-- Start Given records --
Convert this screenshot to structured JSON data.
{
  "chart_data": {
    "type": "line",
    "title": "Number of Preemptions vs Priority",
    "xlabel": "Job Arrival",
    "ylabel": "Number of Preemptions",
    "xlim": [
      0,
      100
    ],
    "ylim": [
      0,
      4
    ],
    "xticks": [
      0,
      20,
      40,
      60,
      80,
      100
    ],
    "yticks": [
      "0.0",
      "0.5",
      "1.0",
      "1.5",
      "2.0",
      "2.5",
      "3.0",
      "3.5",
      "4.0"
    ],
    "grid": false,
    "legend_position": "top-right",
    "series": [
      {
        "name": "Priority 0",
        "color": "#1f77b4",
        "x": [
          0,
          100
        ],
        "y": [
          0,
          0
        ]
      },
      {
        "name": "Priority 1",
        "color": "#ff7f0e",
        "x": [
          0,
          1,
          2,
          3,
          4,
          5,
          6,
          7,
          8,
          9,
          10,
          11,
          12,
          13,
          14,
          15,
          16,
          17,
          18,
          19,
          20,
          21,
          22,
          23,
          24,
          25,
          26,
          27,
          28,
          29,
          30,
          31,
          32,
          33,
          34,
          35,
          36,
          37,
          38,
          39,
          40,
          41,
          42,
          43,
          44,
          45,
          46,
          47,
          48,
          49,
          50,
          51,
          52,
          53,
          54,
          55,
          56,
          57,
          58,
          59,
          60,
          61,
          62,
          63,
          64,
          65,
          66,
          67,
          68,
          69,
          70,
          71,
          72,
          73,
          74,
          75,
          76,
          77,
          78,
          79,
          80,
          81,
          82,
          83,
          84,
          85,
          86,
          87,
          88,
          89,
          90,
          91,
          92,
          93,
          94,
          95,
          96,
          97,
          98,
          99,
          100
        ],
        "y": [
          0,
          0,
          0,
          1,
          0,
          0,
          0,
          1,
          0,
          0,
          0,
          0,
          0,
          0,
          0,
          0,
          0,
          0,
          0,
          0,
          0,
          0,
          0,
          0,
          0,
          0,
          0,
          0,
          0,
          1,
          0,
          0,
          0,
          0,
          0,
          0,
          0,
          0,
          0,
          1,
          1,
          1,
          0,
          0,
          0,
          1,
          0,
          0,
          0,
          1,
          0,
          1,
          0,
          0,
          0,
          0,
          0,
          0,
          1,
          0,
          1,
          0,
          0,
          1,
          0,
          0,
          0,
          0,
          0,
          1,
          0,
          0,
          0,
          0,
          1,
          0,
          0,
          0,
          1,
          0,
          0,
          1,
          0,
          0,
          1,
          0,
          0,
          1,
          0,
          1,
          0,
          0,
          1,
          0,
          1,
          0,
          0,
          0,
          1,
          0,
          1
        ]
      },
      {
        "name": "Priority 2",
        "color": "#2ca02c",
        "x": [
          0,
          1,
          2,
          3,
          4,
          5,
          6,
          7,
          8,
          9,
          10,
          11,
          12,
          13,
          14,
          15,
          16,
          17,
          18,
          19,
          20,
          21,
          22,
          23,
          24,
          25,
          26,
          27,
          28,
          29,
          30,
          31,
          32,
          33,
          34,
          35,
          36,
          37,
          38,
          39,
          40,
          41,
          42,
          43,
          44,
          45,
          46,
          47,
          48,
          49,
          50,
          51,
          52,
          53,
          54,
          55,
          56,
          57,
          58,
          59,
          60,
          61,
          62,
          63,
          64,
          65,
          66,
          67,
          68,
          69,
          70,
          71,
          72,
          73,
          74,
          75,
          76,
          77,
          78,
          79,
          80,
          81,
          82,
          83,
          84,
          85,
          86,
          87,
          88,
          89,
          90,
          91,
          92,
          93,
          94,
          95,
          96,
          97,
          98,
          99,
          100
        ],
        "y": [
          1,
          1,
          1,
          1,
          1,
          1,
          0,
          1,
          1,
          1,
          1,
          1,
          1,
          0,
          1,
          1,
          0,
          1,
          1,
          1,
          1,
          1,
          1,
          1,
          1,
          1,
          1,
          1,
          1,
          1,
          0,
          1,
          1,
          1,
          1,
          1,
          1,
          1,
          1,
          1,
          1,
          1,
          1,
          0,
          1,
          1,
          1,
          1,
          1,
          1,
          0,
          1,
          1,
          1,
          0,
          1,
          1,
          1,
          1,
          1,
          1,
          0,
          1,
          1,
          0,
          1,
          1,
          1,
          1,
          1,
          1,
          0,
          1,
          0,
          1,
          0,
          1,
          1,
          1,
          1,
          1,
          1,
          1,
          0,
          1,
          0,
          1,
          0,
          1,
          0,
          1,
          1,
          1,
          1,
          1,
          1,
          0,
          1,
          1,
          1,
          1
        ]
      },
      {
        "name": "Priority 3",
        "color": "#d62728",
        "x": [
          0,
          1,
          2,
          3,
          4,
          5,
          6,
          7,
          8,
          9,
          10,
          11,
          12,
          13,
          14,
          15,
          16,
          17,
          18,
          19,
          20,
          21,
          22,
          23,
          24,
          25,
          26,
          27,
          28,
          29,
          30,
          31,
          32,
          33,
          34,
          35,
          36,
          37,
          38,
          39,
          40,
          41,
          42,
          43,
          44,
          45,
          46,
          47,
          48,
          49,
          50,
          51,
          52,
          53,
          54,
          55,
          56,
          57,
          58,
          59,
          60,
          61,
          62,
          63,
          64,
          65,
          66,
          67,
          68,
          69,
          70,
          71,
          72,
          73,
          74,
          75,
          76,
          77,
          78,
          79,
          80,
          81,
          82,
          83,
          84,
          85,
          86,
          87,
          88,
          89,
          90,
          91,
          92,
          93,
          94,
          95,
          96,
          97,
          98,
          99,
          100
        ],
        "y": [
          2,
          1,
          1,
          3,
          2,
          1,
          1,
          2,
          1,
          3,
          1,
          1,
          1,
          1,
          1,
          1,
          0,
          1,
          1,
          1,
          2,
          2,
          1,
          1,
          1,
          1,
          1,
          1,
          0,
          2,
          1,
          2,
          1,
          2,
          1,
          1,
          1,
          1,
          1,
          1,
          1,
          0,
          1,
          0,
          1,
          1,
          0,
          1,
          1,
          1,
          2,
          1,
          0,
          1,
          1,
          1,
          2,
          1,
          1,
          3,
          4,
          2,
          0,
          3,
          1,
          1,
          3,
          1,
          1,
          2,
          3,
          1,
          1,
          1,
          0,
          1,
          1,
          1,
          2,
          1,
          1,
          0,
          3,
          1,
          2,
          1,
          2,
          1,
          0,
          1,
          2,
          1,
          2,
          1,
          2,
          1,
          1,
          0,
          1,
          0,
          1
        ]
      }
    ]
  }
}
-- End Given records --
> **Problem to solve**
Using the data above, copy each line that contains "Number".

> **Answer to this problem**
    "title": "Number of Preemptions vs Priority",
    "ylabel": "Number of Preemptions",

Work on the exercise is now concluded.